_Stored data entries_
##############################

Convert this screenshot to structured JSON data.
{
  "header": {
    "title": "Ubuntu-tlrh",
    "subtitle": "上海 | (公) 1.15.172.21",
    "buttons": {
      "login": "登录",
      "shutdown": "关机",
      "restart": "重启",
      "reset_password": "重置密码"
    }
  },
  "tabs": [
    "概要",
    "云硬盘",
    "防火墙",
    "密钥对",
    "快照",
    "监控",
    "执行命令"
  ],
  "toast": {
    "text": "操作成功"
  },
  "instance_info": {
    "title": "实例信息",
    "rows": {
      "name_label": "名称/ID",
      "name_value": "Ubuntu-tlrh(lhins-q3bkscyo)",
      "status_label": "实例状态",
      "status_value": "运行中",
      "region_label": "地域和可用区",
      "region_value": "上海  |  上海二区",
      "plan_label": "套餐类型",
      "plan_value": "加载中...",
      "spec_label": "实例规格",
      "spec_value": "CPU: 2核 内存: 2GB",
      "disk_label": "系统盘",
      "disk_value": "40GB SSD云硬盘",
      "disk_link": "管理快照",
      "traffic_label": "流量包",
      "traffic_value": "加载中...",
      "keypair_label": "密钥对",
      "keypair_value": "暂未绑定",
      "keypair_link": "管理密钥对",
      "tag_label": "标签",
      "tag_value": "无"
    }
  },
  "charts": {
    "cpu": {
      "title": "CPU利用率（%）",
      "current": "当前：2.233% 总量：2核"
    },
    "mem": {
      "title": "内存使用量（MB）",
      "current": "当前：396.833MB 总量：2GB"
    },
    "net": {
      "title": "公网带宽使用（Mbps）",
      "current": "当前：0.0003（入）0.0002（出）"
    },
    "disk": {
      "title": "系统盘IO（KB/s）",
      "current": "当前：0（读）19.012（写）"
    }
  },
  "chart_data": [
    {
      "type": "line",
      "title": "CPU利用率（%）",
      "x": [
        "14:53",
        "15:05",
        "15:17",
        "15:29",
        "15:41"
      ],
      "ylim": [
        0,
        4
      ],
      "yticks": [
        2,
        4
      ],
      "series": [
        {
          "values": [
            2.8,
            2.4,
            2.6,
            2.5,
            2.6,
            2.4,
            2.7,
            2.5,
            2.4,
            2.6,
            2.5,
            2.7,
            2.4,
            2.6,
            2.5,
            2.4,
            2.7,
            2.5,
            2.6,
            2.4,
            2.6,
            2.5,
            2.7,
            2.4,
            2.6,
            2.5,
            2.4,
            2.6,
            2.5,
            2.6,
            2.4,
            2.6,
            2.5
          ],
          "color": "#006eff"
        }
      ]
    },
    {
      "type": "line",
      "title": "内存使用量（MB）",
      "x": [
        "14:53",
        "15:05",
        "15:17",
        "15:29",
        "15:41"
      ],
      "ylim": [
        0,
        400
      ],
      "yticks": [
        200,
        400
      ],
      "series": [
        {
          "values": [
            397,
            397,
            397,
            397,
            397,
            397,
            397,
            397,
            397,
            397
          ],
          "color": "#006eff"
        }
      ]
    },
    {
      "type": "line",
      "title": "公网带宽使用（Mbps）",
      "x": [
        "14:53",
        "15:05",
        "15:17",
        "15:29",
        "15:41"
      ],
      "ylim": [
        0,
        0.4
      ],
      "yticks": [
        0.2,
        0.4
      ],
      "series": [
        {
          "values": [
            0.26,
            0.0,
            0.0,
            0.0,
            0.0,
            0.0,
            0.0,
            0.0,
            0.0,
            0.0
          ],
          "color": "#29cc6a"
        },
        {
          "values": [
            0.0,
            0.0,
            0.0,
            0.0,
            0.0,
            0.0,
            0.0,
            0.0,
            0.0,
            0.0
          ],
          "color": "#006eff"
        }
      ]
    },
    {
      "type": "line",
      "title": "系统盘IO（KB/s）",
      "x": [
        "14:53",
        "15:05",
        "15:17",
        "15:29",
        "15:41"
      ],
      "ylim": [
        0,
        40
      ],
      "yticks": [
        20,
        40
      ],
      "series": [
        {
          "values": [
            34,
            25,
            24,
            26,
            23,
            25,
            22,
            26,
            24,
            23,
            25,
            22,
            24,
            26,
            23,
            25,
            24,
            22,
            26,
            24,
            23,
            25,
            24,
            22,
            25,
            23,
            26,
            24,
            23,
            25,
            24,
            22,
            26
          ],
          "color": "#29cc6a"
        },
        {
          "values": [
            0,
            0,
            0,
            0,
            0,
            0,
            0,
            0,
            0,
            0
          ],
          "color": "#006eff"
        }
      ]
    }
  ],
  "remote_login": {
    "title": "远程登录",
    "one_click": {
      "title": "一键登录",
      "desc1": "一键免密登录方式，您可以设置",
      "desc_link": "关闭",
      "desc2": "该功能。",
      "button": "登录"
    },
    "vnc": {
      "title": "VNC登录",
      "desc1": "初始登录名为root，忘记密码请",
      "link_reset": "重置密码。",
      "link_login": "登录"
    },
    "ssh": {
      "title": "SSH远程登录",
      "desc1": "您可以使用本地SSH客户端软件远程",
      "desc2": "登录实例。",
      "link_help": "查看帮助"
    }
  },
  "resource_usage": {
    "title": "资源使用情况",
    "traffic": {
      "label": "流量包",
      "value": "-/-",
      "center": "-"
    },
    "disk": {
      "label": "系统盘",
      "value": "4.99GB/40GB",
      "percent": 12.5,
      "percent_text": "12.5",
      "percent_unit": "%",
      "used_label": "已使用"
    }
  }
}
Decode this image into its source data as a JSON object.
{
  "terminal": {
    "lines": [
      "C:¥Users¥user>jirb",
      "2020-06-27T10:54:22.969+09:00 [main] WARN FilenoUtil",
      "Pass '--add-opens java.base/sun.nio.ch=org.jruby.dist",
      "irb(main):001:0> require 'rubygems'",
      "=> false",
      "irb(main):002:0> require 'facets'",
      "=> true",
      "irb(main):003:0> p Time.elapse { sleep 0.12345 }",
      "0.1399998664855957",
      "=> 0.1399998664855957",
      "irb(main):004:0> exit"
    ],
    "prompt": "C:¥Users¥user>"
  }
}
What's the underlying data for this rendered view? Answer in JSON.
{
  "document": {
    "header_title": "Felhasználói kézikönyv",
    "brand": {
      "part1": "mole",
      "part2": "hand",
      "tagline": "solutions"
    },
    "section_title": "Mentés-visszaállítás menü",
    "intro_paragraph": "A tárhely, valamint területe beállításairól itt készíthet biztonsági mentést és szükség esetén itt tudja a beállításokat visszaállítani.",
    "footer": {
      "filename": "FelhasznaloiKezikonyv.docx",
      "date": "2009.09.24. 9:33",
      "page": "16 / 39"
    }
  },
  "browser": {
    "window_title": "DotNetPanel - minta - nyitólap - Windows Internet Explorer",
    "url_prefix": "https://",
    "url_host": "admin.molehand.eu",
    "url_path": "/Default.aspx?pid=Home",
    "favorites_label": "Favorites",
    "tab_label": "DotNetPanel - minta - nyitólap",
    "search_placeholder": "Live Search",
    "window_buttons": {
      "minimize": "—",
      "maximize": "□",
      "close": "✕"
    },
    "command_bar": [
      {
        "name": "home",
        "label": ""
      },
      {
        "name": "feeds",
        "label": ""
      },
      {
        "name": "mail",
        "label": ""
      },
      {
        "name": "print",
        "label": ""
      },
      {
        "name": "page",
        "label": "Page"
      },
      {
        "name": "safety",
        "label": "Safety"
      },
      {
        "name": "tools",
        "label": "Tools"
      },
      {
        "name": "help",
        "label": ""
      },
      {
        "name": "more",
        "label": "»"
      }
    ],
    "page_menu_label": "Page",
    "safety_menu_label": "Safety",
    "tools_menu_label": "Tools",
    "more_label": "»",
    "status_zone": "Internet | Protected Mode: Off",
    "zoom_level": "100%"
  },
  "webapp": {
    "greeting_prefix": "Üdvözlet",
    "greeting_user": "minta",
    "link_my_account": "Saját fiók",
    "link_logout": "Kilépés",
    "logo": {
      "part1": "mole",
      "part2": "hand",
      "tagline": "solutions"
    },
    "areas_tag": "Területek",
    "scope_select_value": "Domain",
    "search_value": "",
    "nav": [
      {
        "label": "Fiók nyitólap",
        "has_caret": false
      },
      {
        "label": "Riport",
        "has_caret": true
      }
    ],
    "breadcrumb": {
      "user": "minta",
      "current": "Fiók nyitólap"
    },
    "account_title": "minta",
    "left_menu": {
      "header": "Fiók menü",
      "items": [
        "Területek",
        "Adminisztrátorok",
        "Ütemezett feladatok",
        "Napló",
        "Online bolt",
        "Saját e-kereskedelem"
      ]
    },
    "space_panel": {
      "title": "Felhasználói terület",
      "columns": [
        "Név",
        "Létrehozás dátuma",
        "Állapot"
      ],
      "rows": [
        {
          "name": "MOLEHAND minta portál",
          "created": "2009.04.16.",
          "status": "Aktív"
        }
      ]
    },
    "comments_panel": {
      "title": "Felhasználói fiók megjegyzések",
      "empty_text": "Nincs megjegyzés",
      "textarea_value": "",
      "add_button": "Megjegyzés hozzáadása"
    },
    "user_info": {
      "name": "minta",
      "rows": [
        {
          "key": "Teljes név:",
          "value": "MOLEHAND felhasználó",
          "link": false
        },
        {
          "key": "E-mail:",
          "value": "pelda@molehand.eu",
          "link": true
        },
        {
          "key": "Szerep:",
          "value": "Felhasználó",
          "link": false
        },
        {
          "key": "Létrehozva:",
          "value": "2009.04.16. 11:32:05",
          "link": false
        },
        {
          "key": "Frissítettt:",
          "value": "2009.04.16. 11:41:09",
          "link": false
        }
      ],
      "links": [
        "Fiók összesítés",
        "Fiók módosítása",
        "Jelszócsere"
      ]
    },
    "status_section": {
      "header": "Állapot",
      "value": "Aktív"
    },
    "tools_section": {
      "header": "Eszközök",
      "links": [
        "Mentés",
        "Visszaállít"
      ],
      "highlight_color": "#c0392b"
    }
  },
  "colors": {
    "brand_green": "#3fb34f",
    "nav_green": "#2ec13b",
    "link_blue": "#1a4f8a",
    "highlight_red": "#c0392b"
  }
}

##############################

Go through the records and pull out each line that includes the word "Ubuntu".

_Reply to the exercise_
    "title": "Ubuntu-tlrh",
      "name_value": "Ubuntu-tlrh(lhins-q3bkscyo)",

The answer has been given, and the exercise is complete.